What you are asked to do:
Below is a block of records; reproduce all of them exactly and leave out any pictures.
-- Data in this exercise start --
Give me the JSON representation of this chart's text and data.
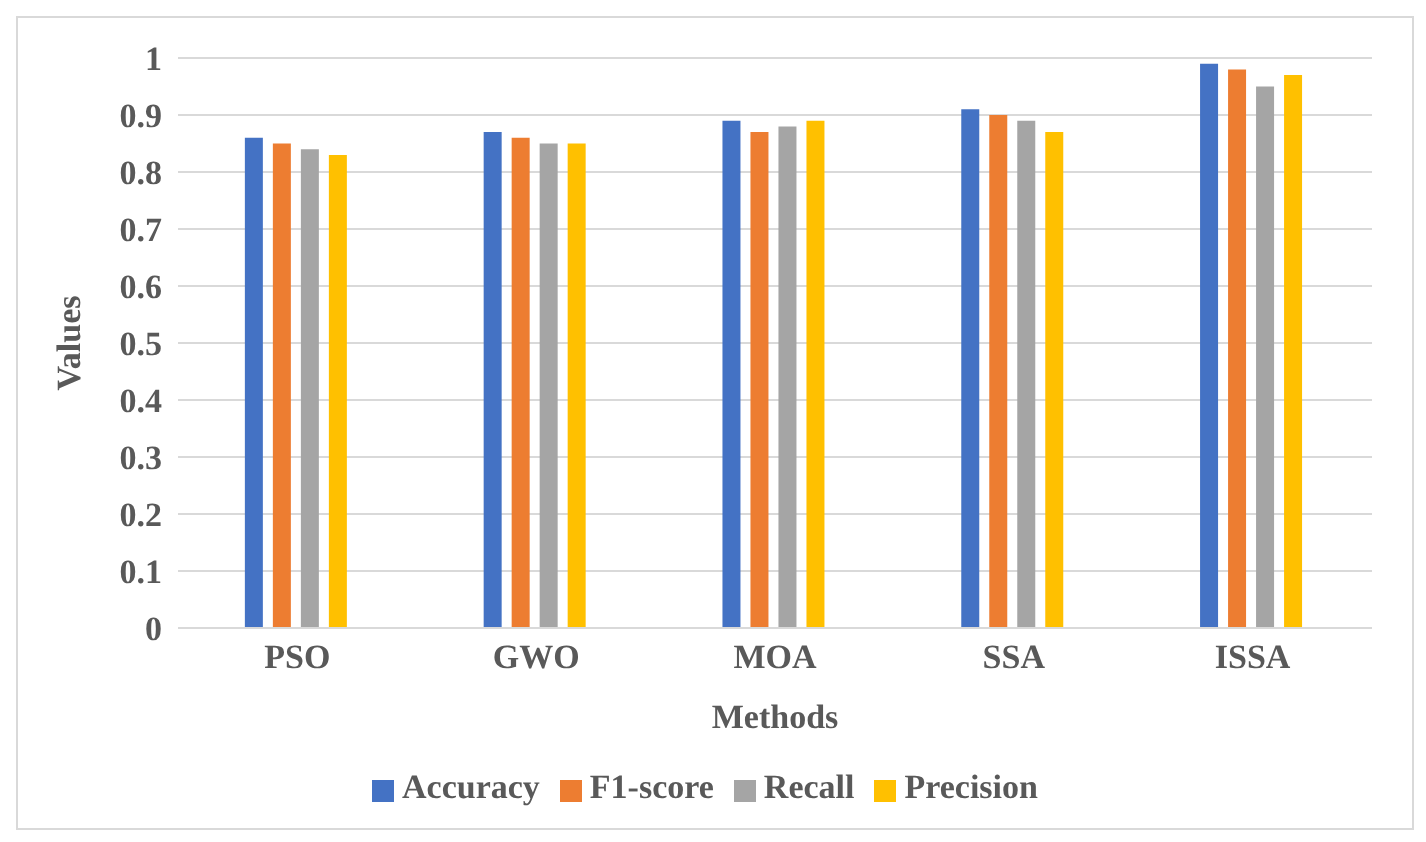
{
  "chart_data": {
    "type": "bar",
    "xlabel": "Methods",
    "ylabel": "Values",
    "categories": [
      "PSO",
      "GWO",
      "MOA",
      "SSA",
      "ISSA"
    ],
    "series": [
      {
        "name": "Accuracy",
        "color": "#4472c4",
        "values": [
          0.86,
          0.87,
          0.89,
          0.91,
          0.99
        ]
      },
      {
        "name": "F1-score",
        "color": "#ed7d31",
        "values": [
          0.85,
          0.86,
          0.87,
          0.9,
          0.98
        ]
      },
      {
        "name": "Recall",
        "color": "#a5a5a5",
        "values": [
          0.84,
          0.85,
          0.88,
          0.89,
          0.95
        ]
      },
      {
        "name": "Precision",
        "color": "#ffc000",
        "values": [
          0.83,
          0.85,
          0.89,
          0.87,
          0.97
        ]
      }
    ],
    "ylim": [
      0,
      1
    ],
    "yticks": [
      0,
      0.1,
      0.2,
      0.3,
      0.4,
      0.5,
      0.6,
      0.7,
      0.8,
      0.9,
      1
    ],
    "grid": "y",
    "legend": "bottom"
  }
}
-- Data in this exercise end --
Expected answer:
Give me the JSON representation of this chart's text and data.
{
  "chart_data": {
    "type": "bar",
    "xlabel": "Methods",
    "ylabel": "Values",
    "categories": [
      "PSO",
      "GWO",
      "MOA",
      "SSA",
      "ISSA"
    ],
    "series": [
      {
        "name": "Accuracy",
        "color": "#4472c4",
        "values": [
          0.86,
          0.87,
          0.89,
          0.91,
          0.99
        ]
      },
      {
        "name": "F1-score",
        "color": "#ed7d31",
        "values": [
          0.85,
          0.86,
          0.87,
          0.9,
          0.98
        ]
      },
      {
        "name": "Recall",
        "color": "#a5a5a5",
        "values": [
          0.84,
          0.85,
          0.88,
          0.89,
          0.95
        ]
      },
      {
        "name": "Precision",
        "color": "#ffc000",
        "values": [
          0.83,
          0.85,
          0.89,
          0.87,
          0.97
        ]
      }
    ],
    "ylim": [
      0,
      1
    ],
    "yticks": [
      0,
      0.1,
      0.2,
      0.3,
      0.4,
      0.5,
      0.6,
      0.7,
      0.8,
      0.9,
      1
    ],
    "grid": "y",
    "legend": "bottom"
  }
}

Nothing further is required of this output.